RECORDS SHOWN start
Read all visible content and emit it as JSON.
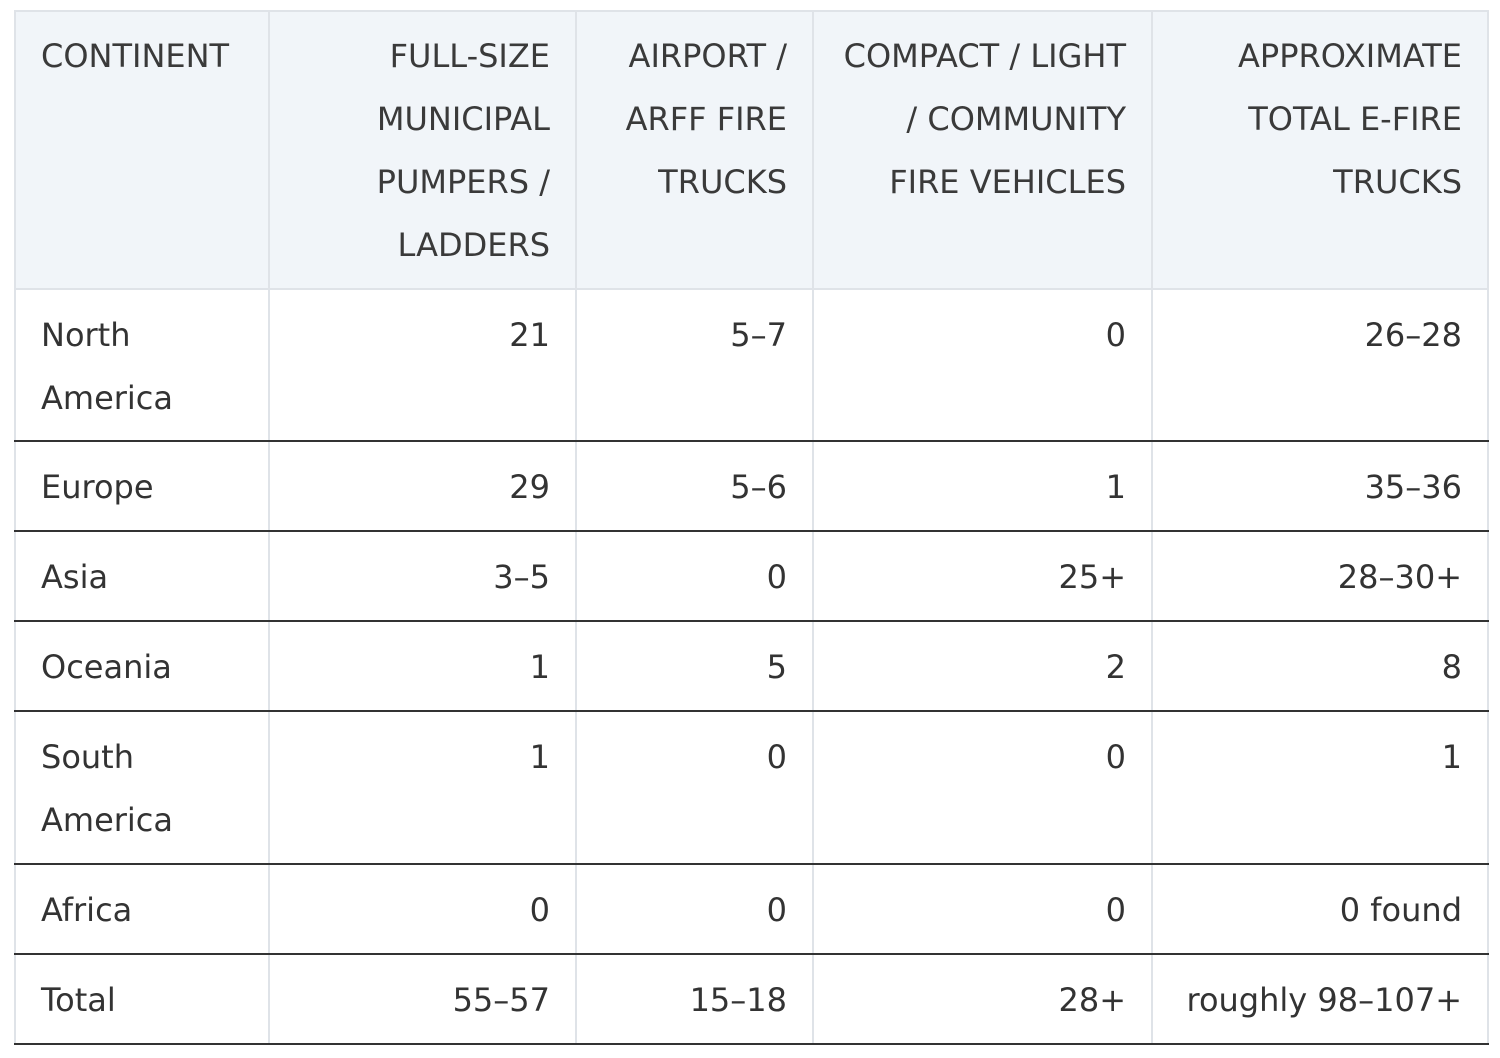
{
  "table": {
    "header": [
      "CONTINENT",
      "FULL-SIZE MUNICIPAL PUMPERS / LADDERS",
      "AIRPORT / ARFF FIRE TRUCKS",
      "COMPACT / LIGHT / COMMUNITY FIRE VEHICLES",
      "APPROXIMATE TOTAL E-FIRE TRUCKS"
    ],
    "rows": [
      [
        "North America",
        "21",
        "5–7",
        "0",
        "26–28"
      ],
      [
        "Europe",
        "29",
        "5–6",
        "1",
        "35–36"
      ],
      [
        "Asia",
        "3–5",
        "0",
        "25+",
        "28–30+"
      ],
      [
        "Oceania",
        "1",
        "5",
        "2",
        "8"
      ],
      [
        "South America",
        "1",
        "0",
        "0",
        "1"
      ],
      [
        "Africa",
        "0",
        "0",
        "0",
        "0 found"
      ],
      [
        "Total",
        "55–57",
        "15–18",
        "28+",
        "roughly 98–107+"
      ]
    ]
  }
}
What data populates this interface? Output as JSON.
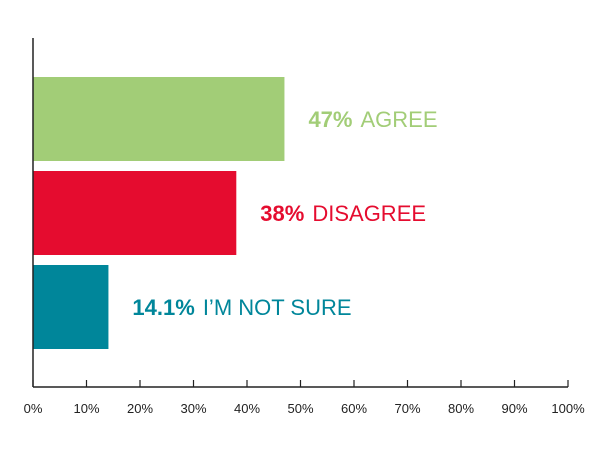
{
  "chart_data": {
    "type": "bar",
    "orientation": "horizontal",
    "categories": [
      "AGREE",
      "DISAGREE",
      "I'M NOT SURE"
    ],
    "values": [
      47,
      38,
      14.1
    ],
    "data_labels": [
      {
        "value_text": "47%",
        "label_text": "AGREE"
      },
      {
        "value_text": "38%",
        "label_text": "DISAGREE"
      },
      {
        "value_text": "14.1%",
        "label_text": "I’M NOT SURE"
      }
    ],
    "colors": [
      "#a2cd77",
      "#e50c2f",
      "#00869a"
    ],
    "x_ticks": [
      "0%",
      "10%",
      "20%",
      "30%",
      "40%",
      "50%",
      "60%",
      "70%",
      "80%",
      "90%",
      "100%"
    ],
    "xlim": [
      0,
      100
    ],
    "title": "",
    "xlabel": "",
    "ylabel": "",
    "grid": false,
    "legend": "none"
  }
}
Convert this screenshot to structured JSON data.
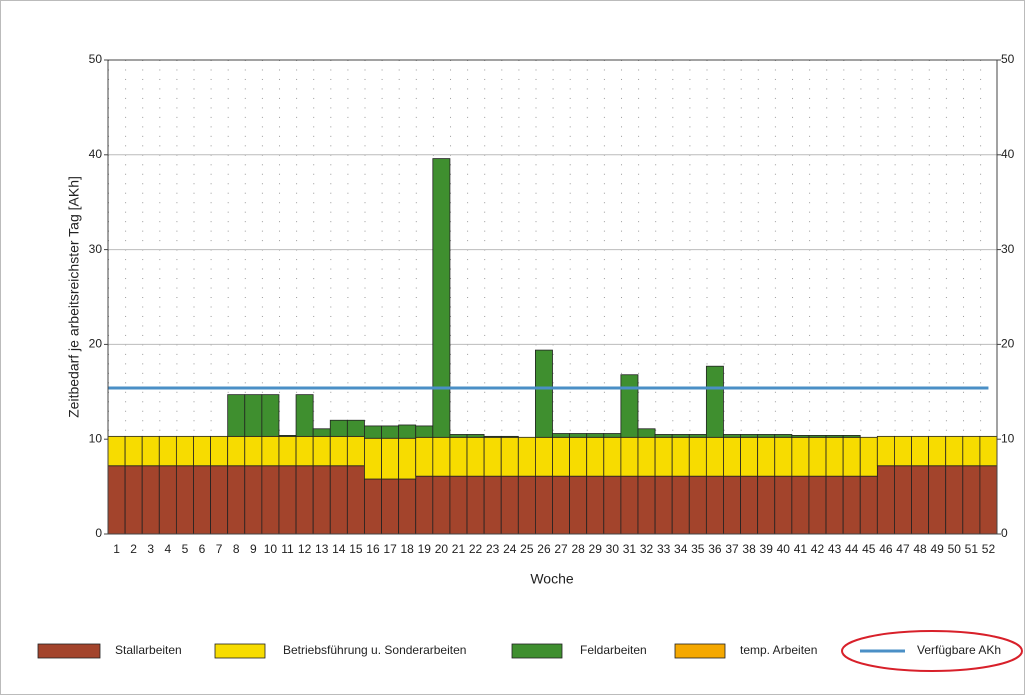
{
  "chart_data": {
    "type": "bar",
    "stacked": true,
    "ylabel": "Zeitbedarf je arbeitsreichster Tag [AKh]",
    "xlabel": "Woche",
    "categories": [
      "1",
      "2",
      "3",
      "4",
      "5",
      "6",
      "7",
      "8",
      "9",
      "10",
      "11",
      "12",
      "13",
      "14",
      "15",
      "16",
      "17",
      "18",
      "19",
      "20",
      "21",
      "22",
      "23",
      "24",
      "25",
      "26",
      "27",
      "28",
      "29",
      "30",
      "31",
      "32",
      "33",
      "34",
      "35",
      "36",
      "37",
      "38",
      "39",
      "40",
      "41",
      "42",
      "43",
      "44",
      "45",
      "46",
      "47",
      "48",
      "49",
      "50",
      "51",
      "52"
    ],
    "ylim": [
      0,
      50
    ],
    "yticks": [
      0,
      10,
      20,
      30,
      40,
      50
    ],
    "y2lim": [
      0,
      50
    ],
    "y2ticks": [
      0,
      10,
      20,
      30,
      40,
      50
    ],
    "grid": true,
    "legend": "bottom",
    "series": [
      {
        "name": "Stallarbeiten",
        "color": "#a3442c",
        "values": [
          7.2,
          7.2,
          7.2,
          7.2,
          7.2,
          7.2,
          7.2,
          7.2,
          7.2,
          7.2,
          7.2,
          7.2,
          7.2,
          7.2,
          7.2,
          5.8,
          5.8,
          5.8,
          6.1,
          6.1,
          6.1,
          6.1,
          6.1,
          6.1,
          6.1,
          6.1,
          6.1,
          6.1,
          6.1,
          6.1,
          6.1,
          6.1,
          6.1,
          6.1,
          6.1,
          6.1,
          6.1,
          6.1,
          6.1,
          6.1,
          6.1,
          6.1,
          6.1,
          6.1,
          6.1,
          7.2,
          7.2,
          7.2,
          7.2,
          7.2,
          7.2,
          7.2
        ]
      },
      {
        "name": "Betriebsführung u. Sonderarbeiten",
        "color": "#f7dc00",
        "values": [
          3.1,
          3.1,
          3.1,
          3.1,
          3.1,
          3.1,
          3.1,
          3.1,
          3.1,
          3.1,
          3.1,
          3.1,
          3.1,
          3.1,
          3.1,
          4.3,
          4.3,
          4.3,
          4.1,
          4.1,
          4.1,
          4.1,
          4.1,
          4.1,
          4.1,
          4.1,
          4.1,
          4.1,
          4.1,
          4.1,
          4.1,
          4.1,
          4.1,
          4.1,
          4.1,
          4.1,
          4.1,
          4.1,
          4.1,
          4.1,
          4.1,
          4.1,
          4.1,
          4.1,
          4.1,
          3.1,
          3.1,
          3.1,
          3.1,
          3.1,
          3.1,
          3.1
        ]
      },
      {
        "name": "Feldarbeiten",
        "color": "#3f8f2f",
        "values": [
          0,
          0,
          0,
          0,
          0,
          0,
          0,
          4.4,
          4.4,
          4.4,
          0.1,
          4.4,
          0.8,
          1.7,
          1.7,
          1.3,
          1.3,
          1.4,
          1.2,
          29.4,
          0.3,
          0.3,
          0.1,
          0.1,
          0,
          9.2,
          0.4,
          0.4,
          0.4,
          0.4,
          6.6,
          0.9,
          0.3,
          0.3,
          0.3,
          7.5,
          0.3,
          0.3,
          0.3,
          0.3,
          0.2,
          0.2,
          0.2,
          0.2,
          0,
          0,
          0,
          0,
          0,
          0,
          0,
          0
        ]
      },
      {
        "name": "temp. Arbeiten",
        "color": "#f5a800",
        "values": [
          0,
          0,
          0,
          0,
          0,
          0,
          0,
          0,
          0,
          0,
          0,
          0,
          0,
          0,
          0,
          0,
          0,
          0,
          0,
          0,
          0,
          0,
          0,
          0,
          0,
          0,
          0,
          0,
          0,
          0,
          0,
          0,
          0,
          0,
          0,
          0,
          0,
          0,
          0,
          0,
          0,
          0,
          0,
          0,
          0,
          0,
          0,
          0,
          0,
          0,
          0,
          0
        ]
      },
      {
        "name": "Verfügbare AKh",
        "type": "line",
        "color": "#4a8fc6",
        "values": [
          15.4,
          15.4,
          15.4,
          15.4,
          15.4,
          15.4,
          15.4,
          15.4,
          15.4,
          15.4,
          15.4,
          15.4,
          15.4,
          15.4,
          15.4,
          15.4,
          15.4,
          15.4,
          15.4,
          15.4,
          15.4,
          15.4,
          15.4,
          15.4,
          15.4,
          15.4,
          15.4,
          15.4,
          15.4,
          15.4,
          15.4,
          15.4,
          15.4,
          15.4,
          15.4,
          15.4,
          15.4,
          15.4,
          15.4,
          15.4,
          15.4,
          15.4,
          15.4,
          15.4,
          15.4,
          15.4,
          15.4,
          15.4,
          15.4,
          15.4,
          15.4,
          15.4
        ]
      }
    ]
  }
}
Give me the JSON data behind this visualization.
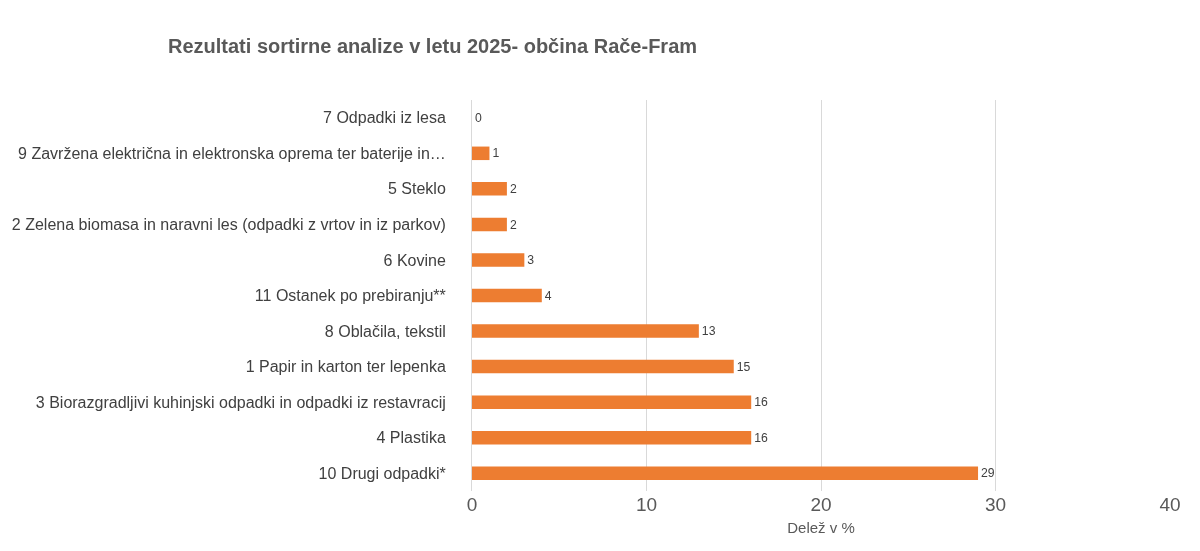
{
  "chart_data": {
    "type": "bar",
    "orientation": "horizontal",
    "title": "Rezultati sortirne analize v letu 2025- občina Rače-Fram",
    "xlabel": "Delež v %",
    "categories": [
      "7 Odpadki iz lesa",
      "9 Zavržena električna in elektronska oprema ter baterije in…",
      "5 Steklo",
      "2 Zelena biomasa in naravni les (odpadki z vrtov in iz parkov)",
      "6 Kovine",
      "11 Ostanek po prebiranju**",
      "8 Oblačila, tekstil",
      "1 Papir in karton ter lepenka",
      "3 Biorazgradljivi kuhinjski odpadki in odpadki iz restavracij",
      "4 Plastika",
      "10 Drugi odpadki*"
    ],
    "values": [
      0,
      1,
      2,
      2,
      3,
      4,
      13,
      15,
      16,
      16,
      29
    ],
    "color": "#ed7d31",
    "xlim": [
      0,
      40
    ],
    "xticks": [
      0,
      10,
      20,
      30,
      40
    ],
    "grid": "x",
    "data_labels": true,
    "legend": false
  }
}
RECORDS SHOWN end
» **WHAT THE EXERCISE ASKS**
From the listing above, copy all lines holding the word "ylabel".

» **SOLUTION BELOW**
    "ylabel": "",
    "ylabel": "Zeitbedarf je arbeitsreichster Tag [AKh]",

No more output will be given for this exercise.